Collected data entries
-------------------------

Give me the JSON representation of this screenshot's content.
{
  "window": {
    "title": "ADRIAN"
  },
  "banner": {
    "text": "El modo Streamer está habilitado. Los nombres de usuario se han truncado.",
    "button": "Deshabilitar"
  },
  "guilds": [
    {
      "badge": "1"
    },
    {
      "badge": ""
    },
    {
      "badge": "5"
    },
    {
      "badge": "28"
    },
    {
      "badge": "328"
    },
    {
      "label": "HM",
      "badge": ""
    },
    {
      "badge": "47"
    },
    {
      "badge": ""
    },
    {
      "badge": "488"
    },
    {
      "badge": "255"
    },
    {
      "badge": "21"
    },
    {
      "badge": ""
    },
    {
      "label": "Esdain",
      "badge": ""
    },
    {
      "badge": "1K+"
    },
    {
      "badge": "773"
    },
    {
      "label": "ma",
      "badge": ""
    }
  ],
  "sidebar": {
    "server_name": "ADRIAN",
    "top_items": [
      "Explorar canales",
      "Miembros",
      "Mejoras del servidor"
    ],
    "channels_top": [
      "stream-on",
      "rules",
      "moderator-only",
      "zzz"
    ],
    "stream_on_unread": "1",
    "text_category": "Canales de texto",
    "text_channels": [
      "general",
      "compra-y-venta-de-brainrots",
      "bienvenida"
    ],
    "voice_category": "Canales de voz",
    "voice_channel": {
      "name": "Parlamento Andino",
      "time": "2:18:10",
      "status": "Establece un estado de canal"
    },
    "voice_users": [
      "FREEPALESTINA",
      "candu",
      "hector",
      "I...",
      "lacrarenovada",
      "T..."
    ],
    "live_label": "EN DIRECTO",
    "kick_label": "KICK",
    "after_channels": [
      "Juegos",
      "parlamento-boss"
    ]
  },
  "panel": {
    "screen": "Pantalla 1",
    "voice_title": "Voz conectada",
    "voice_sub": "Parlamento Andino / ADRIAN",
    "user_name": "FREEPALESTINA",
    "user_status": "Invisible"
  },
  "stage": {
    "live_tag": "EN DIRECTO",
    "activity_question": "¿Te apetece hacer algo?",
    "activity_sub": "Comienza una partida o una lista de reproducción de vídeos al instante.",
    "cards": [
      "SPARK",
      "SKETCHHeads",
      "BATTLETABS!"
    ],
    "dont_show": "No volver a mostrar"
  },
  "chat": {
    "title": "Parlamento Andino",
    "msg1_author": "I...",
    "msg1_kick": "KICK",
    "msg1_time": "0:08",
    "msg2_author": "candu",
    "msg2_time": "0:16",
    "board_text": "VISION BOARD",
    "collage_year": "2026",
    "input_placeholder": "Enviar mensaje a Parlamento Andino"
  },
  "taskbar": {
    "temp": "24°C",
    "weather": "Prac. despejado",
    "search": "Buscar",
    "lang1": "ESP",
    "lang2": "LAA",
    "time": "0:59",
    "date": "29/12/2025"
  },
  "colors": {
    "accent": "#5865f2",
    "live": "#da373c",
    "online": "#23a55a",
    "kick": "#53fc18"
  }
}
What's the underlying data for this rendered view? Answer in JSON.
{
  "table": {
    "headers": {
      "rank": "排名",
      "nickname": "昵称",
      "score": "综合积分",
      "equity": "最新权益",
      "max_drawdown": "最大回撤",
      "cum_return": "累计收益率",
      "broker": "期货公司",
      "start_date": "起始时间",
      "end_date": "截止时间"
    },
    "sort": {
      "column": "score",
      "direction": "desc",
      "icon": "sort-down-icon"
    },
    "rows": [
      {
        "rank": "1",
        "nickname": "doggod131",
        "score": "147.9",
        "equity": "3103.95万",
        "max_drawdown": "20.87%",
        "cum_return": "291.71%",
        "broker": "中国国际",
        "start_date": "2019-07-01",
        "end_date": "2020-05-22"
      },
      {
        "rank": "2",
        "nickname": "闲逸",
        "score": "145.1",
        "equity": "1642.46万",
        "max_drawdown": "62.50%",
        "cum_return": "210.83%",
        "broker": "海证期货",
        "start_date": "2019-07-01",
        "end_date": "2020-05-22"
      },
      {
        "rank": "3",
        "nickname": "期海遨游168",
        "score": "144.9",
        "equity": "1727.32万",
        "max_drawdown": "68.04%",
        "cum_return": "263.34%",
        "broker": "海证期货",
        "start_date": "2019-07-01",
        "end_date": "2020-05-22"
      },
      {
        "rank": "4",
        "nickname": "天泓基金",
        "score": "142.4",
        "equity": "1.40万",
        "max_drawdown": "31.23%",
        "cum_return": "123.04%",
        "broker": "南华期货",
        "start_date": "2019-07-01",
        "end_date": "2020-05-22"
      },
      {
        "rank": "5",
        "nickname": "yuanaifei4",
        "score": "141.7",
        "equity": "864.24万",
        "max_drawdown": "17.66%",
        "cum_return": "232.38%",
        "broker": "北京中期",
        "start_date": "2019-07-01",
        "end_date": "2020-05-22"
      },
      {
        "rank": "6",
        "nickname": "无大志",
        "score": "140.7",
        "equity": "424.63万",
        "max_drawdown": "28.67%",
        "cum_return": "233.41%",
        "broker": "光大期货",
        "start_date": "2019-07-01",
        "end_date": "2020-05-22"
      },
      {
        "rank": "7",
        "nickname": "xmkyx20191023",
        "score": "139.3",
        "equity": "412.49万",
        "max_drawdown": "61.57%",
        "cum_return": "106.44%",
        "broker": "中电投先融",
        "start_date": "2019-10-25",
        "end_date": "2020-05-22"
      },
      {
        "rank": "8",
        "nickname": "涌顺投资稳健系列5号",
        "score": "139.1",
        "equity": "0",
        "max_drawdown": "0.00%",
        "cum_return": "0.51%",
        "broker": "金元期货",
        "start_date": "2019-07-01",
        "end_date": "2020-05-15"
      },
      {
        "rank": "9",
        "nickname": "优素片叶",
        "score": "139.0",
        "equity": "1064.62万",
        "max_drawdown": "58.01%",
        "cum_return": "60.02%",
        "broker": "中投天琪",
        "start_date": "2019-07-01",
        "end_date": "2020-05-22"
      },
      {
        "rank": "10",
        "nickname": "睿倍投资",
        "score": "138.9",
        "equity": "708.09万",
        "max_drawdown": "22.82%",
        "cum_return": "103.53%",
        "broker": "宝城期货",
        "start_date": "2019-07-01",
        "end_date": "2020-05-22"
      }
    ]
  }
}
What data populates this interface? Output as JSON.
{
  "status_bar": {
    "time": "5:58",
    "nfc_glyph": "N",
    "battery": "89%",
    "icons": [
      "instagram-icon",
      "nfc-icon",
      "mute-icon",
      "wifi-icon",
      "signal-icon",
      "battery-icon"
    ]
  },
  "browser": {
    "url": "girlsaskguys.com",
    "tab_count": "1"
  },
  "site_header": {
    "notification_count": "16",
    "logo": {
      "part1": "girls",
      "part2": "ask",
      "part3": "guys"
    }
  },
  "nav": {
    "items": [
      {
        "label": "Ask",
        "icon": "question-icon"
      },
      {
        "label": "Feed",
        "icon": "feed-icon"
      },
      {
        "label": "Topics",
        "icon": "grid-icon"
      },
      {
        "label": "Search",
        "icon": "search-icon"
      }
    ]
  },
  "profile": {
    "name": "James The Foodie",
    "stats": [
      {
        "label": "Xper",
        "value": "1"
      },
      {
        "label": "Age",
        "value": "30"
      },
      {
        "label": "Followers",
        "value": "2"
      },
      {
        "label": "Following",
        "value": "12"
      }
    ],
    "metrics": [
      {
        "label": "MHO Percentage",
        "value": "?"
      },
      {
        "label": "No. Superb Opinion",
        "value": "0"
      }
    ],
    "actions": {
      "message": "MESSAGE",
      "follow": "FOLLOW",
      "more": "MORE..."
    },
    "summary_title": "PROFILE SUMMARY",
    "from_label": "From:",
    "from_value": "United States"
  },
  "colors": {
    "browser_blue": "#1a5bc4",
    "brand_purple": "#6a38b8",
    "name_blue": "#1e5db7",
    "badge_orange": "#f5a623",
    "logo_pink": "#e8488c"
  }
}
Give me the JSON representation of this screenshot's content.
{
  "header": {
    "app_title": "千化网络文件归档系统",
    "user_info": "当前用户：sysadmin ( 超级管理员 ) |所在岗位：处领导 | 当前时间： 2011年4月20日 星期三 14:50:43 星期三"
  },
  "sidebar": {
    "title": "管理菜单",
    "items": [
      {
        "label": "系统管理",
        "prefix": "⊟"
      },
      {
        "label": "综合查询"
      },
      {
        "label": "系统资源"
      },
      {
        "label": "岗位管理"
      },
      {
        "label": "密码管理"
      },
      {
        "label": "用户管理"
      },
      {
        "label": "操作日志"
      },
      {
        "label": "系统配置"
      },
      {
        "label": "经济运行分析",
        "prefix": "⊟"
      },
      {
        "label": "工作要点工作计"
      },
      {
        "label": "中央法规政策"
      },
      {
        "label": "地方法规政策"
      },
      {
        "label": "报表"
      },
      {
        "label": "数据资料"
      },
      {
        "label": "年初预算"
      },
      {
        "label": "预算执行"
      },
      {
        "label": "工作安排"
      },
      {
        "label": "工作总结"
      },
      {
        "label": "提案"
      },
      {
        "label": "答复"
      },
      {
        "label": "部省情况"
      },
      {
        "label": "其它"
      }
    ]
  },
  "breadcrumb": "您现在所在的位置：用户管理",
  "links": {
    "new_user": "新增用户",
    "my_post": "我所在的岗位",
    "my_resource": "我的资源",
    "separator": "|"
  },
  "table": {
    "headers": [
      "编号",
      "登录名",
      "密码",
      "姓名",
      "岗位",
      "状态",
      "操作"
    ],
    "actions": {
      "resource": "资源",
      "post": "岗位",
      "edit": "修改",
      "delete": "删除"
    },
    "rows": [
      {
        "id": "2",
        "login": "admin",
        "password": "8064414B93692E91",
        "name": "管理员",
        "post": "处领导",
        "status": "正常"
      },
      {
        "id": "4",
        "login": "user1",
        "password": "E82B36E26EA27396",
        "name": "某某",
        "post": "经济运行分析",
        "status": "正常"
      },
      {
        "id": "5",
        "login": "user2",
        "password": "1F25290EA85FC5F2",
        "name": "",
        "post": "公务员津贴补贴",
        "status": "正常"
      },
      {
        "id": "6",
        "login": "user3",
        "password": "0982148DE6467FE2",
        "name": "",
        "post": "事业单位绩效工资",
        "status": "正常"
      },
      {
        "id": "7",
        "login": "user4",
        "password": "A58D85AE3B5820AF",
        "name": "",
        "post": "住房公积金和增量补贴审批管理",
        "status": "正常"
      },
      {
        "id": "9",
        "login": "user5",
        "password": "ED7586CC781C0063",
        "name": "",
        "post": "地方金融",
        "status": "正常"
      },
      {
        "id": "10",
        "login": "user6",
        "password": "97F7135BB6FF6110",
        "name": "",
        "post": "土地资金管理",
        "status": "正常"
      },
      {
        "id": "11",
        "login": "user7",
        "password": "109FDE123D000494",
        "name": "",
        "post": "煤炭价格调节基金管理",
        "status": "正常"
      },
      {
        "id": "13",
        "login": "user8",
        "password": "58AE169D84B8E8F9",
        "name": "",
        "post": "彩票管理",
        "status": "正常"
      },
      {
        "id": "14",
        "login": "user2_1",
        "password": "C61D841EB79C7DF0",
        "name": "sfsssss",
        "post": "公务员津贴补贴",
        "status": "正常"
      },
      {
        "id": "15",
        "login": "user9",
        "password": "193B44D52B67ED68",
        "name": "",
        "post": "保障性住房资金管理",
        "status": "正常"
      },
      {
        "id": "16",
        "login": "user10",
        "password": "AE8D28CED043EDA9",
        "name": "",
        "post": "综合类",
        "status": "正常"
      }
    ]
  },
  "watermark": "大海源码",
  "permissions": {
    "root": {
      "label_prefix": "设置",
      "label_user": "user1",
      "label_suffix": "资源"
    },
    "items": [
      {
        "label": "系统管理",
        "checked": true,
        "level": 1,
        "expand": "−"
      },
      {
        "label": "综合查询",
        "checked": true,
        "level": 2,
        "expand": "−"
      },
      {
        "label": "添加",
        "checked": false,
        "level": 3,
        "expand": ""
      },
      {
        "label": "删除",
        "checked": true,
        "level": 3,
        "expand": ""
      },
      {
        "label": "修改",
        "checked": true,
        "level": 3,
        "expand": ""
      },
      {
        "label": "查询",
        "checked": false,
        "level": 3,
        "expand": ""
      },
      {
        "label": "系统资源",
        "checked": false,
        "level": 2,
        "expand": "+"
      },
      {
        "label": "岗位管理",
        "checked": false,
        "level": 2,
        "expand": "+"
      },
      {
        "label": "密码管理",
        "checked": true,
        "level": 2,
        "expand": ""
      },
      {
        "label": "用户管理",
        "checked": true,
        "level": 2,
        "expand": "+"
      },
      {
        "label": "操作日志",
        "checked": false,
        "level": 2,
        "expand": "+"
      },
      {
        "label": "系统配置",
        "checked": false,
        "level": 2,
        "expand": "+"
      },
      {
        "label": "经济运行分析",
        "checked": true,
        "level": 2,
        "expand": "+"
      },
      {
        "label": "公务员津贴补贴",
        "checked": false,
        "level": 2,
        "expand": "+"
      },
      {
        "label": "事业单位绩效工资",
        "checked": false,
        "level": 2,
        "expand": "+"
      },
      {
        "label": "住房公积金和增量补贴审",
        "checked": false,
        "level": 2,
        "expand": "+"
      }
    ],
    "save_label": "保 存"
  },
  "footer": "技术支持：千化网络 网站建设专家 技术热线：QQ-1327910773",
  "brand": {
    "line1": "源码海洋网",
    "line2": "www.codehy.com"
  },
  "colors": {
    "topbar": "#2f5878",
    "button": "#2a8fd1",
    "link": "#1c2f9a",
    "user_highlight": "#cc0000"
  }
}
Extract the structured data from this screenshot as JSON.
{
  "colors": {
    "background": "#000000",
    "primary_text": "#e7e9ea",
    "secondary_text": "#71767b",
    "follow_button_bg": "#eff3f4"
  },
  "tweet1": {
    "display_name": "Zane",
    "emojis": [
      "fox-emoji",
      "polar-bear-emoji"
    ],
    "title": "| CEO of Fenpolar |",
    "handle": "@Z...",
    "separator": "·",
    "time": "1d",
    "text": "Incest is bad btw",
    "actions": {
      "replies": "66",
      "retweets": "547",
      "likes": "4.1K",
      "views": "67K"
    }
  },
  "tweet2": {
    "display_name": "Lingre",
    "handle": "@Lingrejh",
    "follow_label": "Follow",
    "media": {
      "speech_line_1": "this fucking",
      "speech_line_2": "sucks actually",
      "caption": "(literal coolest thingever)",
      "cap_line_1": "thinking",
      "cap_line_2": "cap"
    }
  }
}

-------------------------

* Your objective: List each line of the records that holds the string "FREEPALESTINA".

* Problem solution:
      "FREEPALESTINA",
    "user_name": "FREEPALESTINA",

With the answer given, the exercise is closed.